» Problem:
In the data, extract each line that holds the string "ESCASA".
────────────────────
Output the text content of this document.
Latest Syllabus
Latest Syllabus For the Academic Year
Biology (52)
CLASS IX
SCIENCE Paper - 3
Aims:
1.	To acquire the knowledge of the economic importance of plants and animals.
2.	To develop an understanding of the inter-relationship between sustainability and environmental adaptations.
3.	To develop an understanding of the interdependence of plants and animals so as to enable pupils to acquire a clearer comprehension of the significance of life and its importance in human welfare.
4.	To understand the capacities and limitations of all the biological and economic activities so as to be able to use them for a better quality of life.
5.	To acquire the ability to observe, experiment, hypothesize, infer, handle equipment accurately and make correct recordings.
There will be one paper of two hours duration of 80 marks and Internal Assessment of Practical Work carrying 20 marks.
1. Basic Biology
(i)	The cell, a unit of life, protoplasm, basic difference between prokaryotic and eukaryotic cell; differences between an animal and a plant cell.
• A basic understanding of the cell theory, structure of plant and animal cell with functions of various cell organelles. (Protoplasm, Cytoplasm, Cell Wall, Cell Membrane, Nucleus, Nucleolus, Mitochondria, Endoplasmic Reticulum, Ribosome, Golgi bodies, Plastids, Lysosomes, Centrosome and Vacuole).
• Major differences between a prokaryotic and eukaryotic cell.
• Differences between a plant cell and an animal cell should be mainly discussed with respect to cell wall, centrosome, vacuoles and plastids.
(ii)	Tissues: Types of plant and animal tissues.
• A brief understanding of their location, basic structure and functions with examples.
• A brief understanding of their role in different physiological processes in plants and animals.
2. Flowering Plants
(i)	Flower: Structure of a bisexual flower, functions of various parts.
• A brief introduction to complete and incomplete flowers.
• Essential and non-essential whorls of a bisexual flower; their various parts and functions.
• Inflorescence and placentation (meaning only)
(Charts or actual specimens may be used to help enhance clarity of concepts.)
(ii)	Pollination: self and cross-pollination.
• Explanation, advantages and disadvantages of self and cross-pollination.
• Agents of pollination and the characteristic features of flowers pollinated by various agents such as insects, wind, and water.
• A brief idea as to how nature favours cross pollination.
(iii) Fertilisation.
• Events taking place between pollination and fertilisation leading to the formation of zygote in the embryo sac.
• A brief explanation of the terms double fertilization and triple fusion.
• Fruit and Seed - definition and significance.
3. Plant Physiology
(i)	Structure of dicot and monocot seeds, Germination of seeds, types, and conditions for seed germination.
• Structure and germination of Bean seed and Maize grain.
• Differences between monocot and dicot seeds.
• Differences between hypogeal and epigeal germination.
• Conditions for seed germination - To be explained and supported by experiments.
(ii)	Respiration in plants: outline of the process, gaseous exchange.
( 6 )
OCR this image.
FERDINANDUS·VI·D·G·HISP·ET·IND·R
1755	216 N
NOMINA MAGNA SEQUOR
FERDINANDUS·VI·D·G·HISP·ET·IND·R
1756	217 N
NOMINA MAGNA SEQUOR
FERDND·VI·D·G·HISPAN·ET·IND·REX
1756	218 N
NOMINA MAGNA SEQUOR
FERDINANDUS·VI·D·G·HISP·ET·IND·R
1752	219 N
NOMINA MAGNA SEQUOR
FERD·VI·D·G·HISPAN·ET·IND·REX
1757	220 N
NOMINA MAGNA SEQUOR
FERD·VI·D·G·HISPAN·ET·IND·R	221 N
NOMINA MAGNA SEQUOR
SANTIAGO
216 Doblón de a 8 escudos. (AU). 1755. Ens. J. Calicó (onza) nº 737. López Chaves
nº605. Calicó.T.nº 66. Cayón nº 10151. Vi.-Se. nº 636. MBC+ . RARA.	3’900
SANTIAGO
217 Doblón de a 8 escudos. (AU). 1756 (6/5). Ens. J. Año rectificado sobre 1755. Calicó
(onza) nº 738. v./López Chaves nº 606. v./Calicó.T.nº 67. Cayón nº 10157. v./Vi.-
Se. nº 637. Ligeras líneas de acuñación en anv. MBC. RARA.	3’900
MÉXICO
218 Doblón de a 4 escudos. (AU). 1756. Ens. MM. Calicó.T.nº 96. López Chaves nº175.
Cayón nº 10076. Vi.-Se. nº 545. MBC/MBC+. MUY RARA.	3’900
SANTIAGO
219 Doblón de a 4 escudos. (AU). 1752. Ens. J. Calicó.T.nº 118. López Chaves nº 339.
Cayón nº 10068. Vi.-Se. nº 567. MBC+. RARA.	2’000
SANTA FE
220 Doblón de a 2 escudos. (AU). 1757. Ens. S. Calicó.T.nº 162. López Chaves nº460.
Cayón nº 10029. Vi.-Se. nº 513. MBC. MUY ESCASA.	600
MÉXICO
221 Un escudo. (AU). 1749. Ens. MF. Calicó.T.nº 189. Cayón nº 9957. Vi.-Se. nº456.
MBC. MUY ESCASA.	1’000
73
────────────────────
» Answer in full:
Cayón nº 10029. Vi.-Se. nº 513. MBC. MUY ESCASA.	600
MBC. MUY ESCASA.	1’000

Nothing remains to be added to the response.